++++ Task material ++++

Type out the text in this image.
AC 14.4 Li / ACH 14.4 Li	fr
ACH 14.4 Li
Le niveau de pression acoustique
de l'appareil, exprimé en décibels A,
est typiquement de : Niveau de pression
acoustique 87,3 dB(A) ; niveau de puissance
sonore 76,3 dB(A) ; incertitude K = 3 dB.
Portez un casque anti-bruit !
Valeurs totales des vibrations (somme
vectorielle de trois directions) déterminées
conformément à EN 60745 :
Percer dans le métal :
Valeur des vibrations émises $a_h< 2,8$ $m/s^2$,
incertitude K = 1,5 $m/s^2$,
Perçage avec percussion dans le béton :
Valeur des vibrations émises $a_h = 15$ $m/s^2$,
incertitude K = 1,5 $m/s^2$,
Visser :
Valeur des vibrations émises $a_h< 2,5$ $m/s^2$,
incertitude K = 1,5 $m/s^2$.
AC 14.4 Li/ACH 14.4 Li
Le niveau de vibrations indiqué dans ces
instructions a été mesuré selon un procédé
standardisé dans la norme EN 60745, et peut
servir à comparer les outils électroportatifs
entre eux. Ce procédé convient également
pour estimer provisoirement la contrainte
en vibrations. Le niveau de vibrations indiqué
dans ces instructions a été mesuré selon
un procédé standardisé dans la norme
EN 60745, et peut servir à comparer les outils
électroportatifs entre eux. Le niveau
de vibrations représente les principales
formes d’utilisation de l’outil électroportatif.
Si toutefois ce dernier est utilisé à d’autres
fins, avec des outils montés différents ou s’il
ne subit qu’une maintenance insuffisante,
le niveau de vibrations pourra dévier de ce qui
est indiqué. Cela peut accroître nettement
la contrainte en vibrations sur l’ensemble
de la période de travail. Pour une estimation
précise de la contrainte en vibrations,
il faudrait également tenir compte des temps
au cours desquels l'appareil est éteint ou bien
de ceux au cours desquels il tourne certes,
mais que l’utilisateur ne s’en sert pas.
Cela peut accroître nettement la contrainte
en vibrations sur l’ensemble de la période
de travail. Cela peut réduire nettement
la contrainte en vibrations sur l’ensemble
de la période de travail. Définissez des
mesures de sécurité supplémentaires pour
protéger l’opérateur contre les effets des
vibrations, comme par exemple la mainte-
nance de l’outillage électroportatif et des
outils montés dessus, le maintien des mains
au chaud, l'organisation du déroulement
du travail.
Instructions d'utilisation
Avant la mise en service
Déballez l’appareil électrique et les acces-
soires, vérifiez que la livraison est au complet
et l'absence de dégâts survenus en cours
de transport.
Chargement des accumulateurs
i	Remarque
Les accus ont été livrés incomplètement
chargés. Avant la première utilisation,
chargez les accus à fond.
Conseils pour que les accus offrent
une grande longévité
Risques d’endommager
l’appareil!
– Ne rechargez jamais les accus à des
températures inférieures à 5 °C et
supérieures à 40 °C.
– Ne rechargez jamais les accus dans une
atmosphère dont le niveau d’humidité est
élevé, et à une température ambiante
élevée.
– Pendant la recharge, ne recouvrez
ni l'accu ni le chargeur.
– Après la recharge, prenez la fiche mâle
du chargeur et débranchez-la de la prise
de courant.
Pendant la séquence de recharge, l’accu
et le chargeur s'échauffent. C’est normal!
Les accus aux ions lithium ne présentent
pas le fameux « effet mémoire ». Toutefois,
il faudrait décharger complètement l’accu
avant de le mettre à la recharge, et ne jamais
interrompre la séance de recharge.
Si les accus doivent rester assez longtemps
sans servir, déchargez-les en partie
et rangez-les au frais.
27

++++

*Task instructions*.
Go through the listing above and list every line that has the word "électroportatifs".

*Correct result*.
servir à comparer les outils électroportatifs
électroportatifs entre eux. Le niveau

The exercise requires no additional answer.